====== Data shown
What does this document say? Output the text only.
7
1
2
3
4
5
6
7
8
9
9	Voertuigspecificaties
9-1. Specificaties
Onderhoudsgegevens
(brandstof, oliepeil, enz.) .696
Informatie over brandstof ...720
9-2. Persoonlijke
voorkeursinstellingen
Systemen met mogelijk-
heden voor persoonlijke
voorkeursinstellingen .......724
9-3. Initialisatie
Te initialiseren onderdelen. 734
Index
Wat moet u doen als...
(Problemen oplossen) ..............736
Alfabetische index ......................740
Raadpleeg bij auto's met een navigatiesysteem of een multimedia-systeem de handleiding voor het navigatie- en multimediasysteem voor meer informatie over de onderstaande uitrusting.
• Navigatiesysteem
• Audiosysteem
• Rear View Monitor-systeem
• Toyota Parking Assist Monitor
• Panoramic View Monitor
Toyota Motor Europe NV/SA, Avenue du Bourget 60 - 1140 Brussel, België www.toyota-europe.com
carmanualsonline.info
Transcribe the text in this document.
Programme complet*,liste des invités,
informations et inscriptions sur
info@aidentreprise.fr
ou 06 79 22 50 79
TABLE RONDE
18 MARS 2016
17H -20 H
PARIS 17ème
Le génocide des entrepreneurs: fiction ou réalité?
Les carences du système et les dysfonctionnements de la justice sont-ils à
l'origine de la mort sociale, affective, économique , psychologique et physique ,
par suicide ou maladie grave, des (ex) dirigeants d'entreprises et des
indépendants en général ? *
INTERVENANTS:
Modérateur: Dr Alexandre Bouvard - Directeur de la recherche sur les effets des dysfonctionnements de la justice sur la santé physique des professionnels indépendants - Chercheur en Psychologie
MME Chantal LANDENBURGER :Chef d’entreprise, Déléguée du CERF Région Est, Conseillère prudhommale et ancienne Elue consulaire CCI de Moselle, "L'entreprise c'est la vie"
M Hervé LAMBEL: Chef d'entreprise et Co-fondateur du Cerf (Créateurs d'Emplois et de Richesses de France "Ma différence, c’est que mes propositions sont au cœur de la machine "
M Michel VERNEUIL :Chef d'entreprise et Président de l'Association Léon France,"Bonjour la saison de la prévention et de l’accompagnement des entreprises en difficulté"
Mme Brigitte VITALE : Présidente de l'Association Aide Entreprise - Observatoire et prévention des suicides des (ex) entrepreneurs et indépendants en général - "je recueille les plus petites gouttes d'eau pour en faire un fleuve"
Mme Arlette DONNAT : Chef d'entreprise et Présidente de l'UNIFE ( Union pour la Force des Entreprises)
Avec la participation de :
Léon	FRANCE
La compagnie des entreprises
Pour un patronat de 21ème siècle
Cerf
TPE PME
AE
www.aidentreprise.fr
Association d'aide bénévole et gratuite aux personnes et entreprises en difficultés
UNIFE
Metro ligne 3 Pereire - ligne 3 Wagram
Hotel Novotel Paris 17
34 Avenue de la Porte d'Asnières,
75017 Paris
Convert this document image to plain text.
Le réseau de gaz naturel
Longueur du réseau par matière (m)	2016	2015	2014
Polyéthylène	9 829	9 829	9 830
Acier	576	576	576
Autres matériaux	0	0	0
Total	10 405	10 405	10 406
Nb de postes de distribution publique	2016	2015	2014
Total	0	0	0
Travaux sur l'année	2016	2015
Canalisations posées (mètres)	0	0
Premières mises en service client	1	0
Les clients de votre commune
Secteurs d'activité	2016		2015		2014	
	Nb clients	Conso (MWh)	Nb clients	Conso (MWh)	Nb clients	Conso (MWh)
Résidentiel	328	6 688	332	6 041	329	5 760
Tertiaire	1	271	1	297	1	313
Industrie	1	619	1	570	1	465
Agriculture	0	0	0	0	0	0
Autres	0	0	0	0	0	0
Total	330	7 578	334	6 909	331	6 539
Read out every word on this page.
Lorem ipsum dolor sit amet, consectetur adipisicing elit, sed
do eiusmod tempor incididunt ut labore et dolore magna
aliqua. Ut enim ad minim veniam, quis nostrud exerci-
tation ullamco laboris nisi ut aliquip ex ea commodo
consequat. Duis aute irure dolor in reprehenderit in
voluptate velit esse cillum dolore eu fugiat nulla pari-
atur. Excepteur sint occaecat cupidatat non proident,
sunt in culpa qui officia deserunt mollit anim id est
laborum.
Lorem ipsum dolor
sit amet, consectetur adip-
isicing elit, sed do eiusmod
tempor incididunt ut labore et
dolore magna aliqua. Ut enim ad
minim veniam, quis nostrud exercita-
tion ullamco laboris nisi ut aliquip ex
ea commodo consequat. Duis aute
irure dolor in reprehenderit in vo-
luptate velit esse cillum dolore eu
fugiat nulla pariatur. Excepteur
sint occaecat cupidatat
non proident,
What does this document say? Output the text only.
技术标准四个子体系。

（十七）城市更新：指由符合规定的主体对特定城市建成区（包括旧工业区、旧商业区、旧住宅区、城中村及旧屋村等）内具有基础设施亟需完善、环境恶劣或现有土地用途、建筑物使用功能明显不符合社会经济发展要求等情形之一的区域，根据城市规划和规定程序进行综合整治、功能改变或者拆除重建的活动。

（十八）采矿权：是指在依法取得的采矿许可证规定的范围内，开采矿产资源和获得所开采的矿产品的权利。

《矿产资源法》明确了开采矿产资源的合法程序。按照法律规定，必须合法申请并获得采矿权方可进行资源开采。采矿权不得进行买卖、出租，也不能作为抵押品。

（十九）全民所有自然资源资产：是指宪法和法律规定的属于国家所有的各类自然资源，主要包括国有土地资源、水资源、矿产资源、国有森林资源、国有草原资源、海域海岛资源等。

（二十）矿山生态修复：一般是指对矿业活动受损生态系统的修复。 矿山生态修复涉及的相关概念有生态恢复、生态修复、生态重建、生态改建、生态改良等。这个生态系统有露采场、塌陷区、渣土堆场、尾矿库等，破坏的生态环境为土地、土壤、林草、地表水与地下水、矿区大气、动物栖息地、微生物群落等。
============
Set problem: All of the material above needs to be copied exactly.

Complete answer:
What does this document say? Output the text only.
7
1
2
3
4
5
6
7
8
9
9	Voertuigspecificaties
9-1. Specificaties
Onderhoudsgegevens
(brandstof, oliepeil, enz.) .696
Informatie over brandstof ...720
9-2. Persoonlijke
voorkeursinstellingen
Systemen met mogelijk-
heden voor persoonlijke
voorkeursinstellingen .......724
9-3. Initialisatie
Te initialiseren onderdelen. 734
Index
Wat moet u doen als...
(Problemen oplossen) ..............736
Alfabetische index ......................740
Raadpleeg bij auto's met een navigatiesysteem of een multimedia-systeem de handleiding voor het navigatie- en multimediasysteem voor meer informatie over de onderstaande uitrusting.
• Navigatiesysteem
• Audiosysteem
• Rear View Monitor-systeem
• Toyota Parking Assist Monitor
• Panoramic View Monitor
Toyota Motor Europe NV/SA, Avenue du Bourget 60 - 1140 Brussel, België www.toyota-europe.com
carmanualsonline.info
Transcribe the text in this document.
Programme complet*,liste des invités,
informations et inscriptions sur
info@aidentreprise.fr
ou 06 79 22 50 79
TABLE RONDE
18 MARS 2016
17H -20 H
PARIS 17ème
Le génocide des entrepreneurs: fiction ou réalité?
Les carences du système et les dysfonctionnements de la justice sont-ils à
l'origine de la mort sociale, affective, économique , psychologique et physique ,
par suicide ou maladie grave, des (ex) dirigeants d'entreprises et des
indépendants en général ? *
INTERVENANTS:
Modérateur: Dr Alexandre Bouvard - Directeur de la recherche sur les effets des dysfonctionnements de la justice sur la santé physique des professionnels indépendants - Chercheur en Psychologie
MME Chantal LANDENBURGER :Chef d’entreprise, Déléguée du CERF Région Est, Conseillère prudhommale et ancienne Elue consulaire CCI de Moselle, "L'entreprise c'est la vie"
M Hervé LAMBEL: Chef d'entreprise et Co-fondateur du Cerf (Créateurs d'Emplois et de Richesses de France "Ma différence, c’est que mes propositions sont au cœur de la machine "
M Michel VERNEUIL :Chef d'entreprise et Président de l'Association Léon France,"Bonjour la saison de la prévention et de l’accompagnement des entreprises en difficulté"
Mme Brigitte VITALE : Présidente de l'Association Aide Entreprise - Observatoire et prévention des suicides des (ex) entrepreneurs et indépendants en général - "je recueille les plus petites gouttes d'eau pour en faire un fleuve"
Mme Arlette DONNAT : Chef d'entreprise et Présidente de l'UNIFE ( Union pour la Force des Entreprises)
Avec la participation de :
Léon	FRANCE
La compagnie des entreprises
Pour un patronat de 21ème siècle
Cerf
TPE PME
AE
www.aidentreprise.fr
Association d'aide bénévole et gratuite aux personnes et entreprises en difficultés
UNIFE
Metro ligne 3 Pereire - ligne 3 Wagram
Hotel Novotel Paris 17
34 Avenue de la Porte d'Asnières,
75017 Paris
Convert this document image to plain text.
Le réseau de gaz naturel
Longueur du réseau par matière (m)	2016	2015	2014
Polyéthylène	9 829	9 829	9 830
Acier	576	576	576
Autres matériaux	0	0	0
Total	10 405	10 405	10 406
Nb de postes de distribution publique	2016	2015	2014
Total	0	0	0
Travaux sur l'année	2016	2015
Canalisations posées (mètres)	0	0
Premières mises en service client	1	0
Les clients de votre commune
Secteurs d'activité	2016		2015		2014	
	Nb clients	Conso (MWh)	Nb clients	Conso (MWh)	Nb clients	Conso (MWh)
Résidentiel	328	6 688	332	6 041	329	5 760
Tertiaire	1	271	1	297	1	313
Industrie	1	619	1	570	1	465
Agriculture	0	0	0	0	0	0
Autres	0	0	0	0	0	0
Total	330	7 578	334	6 909	331	6 539
Read out every word on this page.
Lorem ipsum dolor sit amet, consectetur adipisicing elit, sed
do eiusmod tempor incididunt ut labore et dolore magna
aliqua. Ut enim ad minim veniam, quis nostrud exerci-
tation ullamco laboris nisi ut aliquip ex ea commodo
consequat. Duis aute irure dolor in reprehenderit in
voluptate velit esse cillum dolore eu fugiat nulla pari-
atur. Excepteur sint occaecat cupidatat non proident,
sunt in culpa qui officia deserunt mollit anim id est
laborum.
Lorem ipsum dolor
sit amet, consectetur adip-
isicing elit, sed do eiusmod
tempor incididunt ut labore et
dolore magna aliqua. Ut enim ad
minim veniam, quis nostrud exercita-
tion ullamco laboris nisi ut aliquip ex
ea commodo consequat. Duis aute
irure dolor in reprehenderit in vo-
luptate velit esse cillum dolore eu
fugiat nulla pariatur. Excepteur
sint occaecat cupidatat
non proident,
What does this document say? Output the text only.
技术标准四个子体系。

（十七）城市更新：指由符合规定的主体对特定城市建成区（包括旧工业区、旧商业区、旧住宅区、城中村及旧屋村等）内具有基础设施亟需完善、环境恶劣或现有土地用途、建筑物使用功能明显不符合社会经济发展要求等情形之一的区域，根据城市规划和规定程序进行综合整治、功能改变或者拆除重建的活动。

（十八）采矿权：是指在依法取得的采矿许可证规定的范围内，开采矿产资源和获得所开采的矿产品的权利。

《矿产资源法》明确了开采矿产资源的合法程序。按照法律规定，必须合法申请并获得采矿权方可进行资源开采。采矿权不得进行买卖、出租，也不能作为抵押品。

（十九）全民所有自然资源资产：是指宪法和法律规定的属于国家所有的各类自然资源，主要包括国有土地资源、水资源、矿产资源、国有森林资源、国有草原资源、海域海岛资源等。

（二十）矿山生态修复：一般是指对矿业活动受损生态系统的修复。 矿山生态修复涉及的相关概念有生态恢复、生态修复、生态重建、生态改建、生态改良等。这个生态系统有露采场、塌陷区、渣土堆场、尾矿库等，破坏的生态环境为土地、土壤、林草、地表水与地下水、矿区大气、动物栖息地、微生物群落等。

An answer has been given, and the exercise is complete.